--- SET EXERCISE ---
Find every line below that contains the word "USDT" and copy it out.

--- DATA EXTRACT ---
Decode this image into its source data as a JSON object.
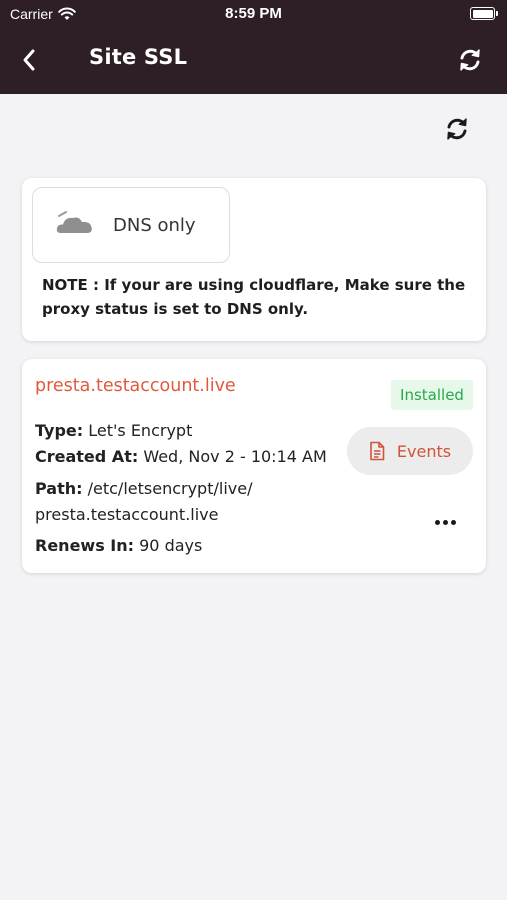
{
  "status_bar": {
    "carrier": "Carrier",
    "time": "8:59 PM"
  },
  "nav": {
    "title": "Site SSL"
  },
  "dns": {
    "mode_label": "DNS only",
    "note": "NOTE : If your are using cloudflare, Make sure the proxy status is set to DNS only."
  },
  "certificate": {
    "domain": "presta.testaccount.live",
    "status": "Installed",
    "type_label": "Type:",
    "type_value": "Let's Encrypt",
    "created_label": "Created At:",
    "created_value": "Wed, Nov 2 - 10:14 AM",
    "path_label": "Path:",
    "path_value_1": "/etc/letsencrypt/live/",
    "path_value_2": "presta.testaccount.live",
    "renews_label": "Renews In:",
    "renews_value": "90 days",
    "events_label": "Events"
  },
  "icons": {
    "wifi": "wifi-icon",
    "battery": "battery-icon",
    "back": "chevron-left-icon",
    "refresh": "refresh-icon",
    "cloud": "cloud-icon",
    "document": "document-icon",
    "more": "more-horizontal-icon"
  },
  "colors": {
    "header_bg": "#2e1e26",
    "page_bg": "#f3f3f6",
    "accent": "#e0593c",
    "badge_bg": "#e6f8ea",
    "badge_text": "#27a94a"
  }
}
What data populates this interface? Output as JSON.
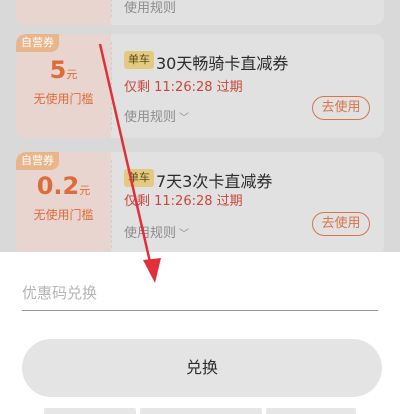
{
  "coupon_list": {
    "partial_top": {
      "rules_label": "使用规则"
    },
    "coupons": [
      {
        "tag": "自营券",
        "amount": "5",
        "unit": "元",
        "threshold": "无使用门槛",
        "biz": "单车",
        "title": "30天畅骑卡直减券",
        "expire": "仅剩 11:26:28 过期",
        "rules_label": "使用规则",
        "use_label": "去使用"
      },
      {
        "tag": "自营券",
        "amount": "0.2",
        "unit": "元",
        "threshold": "无使用门槛",
        "biz": "单车",
        "title": "7天3次卡直减券",
        "expire": "仅剩 11:26:28 过期",
        "rules_label": "使用规则",
        "use_label": "去使用"
      }
    ]
  },
  "redeem_sheet": {
    "input_placeholder": "优惠码兑换",
    "input_value": "",
    "button_label": "兑换"
  },
  "colors": {
    "accent": "#df6a3a",
    "annotation_arrow": "#e0303a"
  },
  "icons": {
    "rules_chevron": "chevron-down-icon",
    "annotation": "red-arrow-annotation"
  }
}
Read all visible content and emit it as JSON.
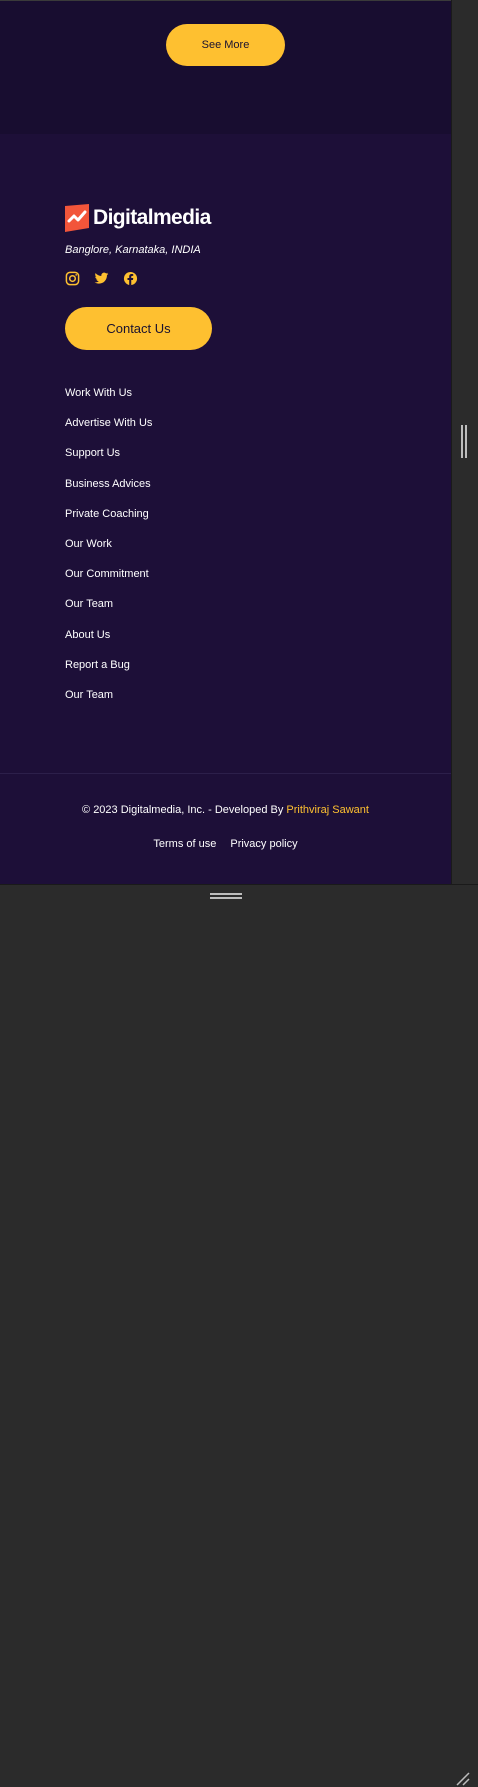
{
  "top": {
    "see_more_label": "See More"
  },
  "footer": {
    "brand": "Digitalmedia",
    "address": "Banglore, Karnataka, INDIA",
    "social": [
      "instagram-icon",
      "twitter-icon",
      "facebook-icon"
    ],
    "contact_label": "Contact Us",
    "links": [
      "Work With Us",
      "Advertise With Us",
      "Support Us",
      "Business Advices",
      "Private Coaching",
      "Our Work",
      "Our Commitment",
      "Our Team",
      "About Us",
      "Report a Bug",
      "Our Team"
    ],
    "copyright_text": "© 2023 Digitalmedia, Inc. - Developed By",
    "developer": "Prithviraj Sawant",
    "legal": {
      "terms": "Terms of use",
      "privacy": "Privacy policy"
    }
  },
  "colors": {
    "accent": "#fec030",
    "background": "#1d0f38",
    "top_background": "#180d30",
    "logo_mark": "#f2553a"
  }
}
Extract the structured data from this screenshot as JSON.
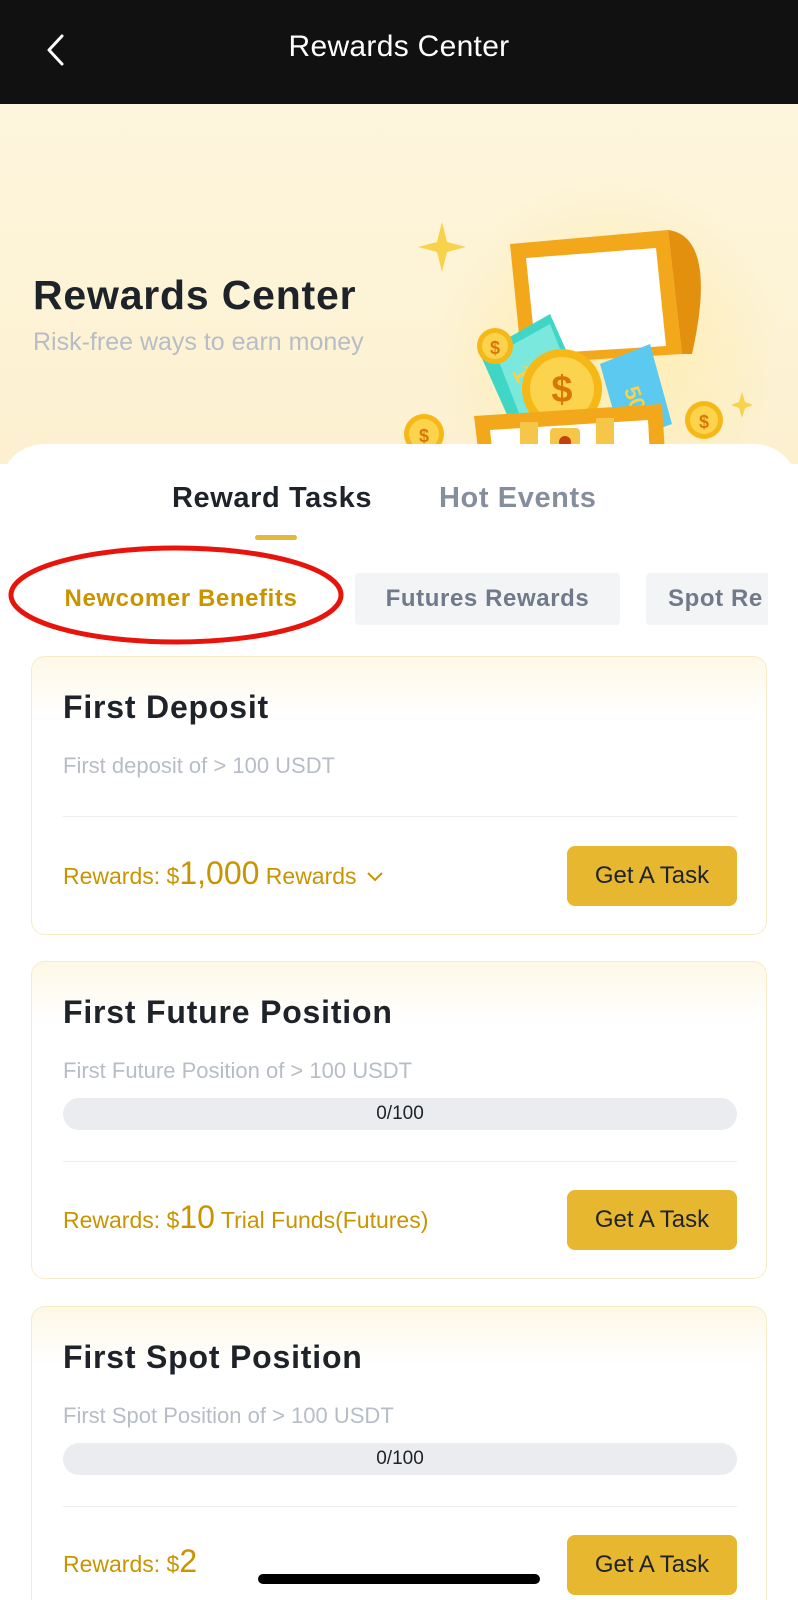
{
  "topbar": {
    "title": "Rewards Center"
  },
  "hero": {
    "title": "Rewards Center",
    "subtitle": "Risk-free ways to earn money"
  },
  "main_tabs": [
    {
      "label": "Reward Tasks",
      "active": true
    },
    {
      "label": "Hot Events",
      "active": false
    }
  ],
  "category_chips": [
    {
      "label": "Newcomer Benefits",
      "active": true
    },
    {
      "label": "Futures Rewards",
      "active": false
    },
    {
      "label": "Spot Re",
      "active": false
    }
  ],
  "tasks": [
    {
      "title": "First Deposit",
      "description": "First deposit of > 100 USDT",
      "reward_prefix": "Rewards: $",
      "reward_amount": "1,000",
      "reward_suffix": " Rewards",
      "button_label": "Get A Task"
    },
    {
      "title": "First Future Position",
      "description": "First Future Position of > 100 USDT",
      "progress_text": "0/100",
      "progress_fraction": 0,
      "reward_prefix": "Rewards: $",
      "reward_amount": "10",
      "reward_suffix": " Trial Funds(Futures)",
      "button_label": "Get A Task"
    },
    {
      "title": "First Spot Position",
      "description": "First Spot Position of > 100 USDT",
      "progress_text": "0/100",
      "progress_fraction": 0,
      "reward_prefix": "Rewards: $",
      "reward_amount": "2",
      "reward_suffix": "",
      "button_label": "Get A Task"
    }
  ],
  "colors": {
    "accent": "#e8b730",
    "accent_text": "#c99400",
    "annotation": "#e8140c",
    "topbar_bg": "#111111"
  },
  "icons": [
    "back-arrow-icon",
    "chevron-down-icon",
    "treasure-chest-illustration"
  ]
}
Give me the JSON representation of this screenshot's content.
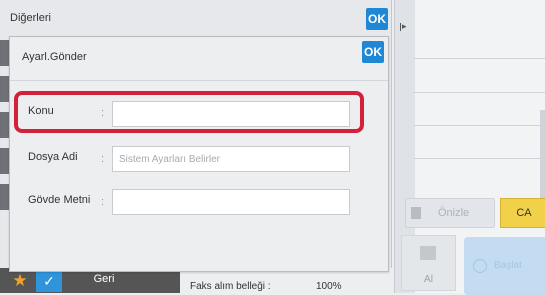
{
  "outer_dialog": {
    "title": "Diğerleri",
    "ok_label": "OK"
  },
  "inner_dialog": {
    "title": "Ayarl.Gönder",
    "ok_label": "OK",
    "fields": [
      {
        "label": "Konu",
        "colon": ":",
        "value": "",
        "placeholder": ""
      },
      {
        "label": "Dosya Adi",
        "colon": ":",
        "value": "",
        "placeholder": "Sistem Ayarları Belirler"
      },
      {
        "label": "Gövde Metni",
        "colon": ":",
        "value": "",
        "placeholder": ""
      }
    ]
  },
  "background": {
    "preview_label": "Önizle",
    "ca_label": "CA",
    "receive_label": "Al",
    "start_label": "Başlat"
  },
  "bottom_bar": {
    "back_label": "Geri",
    "status_label": "Faks alım belleği :",
    "status_value": "100%"
  },
  "colors": {
    "accent": "#1e87d6",
    "highlight": "#d3213c",
    "ca": "#f2d14a"
  },
  "icons": [
    "star-icon",
    "check-icon",
    "play-icon",
    "preview-icon",
    "receive-icon",
    "start-icon"
  ]
}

--- OUTPUT BELOW ---
      "description": "First deposit of > 100 USDT",
      "description": "First Future Position of > 100 USDT",
      "description": "First Spot Position of > 100 USDT",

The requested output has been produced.